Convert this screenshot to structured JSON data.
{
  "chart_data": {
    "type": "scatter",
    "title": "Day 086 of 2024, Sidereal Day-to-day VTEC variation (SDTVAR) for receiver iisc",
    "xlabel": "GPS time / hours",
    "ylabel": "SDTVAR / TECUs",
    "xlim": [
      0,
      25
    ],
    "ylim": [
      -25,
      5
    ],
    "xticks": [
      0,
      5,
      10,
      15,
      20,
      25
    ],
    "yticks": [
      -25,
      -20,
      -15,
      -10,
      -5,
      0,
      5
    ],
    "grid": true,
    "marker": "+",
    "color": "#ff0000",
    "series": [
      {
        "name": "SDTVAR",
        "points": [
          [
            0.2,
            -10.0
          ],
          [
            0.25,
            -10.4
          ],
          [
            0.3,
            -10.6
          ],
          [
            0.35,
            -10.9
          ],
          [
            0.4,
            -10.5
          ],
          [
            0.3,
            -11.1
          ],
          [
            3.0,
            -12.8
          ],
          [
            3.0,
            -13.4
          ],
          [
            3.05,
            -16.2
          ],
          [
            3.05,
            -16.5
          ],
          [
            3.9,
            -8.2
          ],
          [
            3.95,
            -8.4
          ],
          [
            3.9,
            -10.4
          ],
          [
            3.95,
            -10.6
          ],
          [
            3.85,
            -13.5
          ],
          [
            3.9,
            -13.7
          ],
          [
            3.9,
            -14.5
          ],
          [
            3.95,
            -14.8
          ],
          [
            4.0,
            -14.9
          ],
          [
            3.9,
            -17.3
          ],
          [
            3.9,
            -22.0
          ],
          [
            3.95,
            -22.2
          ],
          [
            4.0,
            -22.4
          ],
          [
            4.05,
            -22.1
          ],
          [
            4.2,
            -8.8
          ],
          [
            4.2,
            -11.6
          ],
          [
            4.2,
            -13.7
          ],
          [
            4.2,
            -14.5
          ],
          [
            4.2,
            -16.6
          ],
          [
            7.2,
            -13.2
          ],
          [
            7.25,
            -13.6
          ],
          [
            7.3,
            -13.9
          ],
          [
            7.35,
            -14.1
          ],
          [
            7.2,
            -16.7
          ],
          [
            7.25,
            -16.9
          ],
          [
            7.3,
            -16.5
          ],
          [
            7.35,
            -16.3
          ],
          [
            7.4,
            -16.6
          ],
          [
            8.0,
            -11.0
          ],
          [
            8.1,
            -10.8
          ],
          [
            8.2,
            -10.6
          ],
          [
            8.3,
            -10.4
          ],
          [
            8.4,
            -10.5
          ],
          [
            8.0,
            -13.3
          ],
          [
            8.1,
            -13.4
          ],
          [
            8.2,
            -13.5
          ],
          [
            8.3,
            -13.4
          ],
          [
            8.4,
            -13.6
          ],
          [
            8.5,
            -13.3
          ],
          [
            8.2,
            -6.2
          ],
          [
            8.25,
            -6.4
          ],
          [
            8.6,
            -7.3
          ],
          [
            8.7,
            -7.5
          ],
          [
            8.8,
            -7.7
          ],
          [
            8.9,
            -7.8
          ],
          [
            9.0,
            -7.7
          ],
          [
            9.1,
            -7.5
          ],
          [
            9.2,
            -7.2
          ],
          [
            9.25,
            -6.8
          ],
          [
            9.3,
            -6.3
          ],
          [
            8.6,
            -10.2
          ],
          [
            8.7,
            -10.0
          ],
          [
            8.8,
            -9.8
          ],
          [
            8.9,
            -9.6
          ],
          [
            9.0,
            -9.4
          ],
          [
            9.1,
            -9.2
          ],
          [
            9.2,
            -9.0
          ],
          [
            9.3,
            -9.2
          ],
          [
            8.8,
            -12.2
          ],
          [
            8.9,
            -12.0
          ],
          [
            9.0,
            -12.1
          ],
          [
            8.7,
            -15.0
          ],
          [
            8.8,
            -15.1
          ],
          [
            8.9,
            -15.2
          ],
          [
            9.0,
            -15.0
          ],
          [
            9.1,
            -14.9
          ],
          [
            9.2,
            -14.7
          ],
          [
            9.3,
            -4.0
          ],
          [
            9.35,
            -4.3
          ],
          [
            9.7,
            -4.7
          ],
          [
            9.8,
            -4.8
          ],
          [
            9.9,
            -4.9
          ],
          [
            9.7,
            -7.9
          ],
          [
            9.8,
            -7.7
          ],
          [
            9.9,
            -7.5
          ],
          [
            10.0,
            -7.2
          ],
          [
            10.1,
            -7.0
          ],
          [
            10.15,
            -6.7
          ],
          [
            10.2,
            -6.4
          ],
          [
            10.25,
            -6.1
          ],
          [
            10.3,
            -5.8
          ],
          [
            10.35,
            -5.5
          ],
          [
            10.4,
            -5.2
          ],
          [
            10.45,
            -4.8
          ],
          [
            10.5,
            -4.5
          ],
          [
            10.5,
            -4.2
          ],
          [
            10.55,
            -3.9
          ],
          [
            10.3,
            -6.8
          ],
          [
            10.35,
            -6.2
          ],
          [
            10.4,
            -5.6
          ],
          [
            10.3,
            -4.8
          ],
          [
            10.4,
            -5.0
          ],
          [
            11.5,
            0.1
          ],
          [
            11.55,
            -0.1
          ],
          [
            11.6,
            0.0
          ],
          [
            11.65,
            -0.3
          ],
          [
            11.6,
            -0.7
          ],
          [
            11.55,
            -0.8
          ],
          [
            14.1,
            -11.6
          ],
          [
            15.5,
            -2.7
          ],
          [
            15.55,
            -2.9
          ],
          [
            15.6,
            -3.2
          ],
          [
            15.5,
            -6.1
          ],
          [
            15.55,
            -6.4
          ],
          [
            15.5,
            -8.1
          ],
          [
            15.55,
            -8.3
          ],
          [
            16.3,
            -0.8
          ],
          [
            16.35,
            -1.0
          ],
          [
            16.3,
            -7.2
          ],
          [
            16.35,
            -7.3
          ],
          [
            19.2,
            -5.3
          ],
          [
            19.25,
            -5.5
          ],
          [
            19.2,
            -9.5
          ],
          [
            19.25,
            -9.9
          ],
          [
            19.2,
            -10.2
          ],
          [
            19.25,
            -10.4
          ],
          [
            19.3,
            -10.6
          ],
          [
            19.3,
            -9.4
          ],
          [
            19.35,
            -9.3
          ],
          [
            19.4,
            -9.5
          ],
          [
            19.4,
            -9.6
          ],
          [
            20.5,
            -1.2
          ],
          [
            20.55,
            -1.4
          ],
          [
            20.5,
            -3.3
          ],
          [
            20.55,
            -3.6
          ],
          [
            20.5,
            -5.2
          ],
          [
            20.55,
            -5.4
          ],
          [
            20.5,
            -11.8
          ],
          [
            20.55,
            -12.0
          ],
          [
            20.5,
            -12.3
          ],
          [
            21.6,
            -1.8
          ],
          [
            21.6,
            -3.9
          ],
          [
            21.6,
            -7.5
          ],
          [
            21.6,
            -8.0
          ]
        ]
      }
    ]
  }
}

========

#### GIVEN REQUEST:
Copy out every line from the material above in which the word "SDTVAR" appears.

#### WRITTEN RESPONSE:
    "title": "Day 086 of 2024, Sidereal Day-to-day VTEC variation (SDTVAR) for receiver iisc",
    "ylabel": "SDTVAR / TECUs",
        "name": "SDTVAR",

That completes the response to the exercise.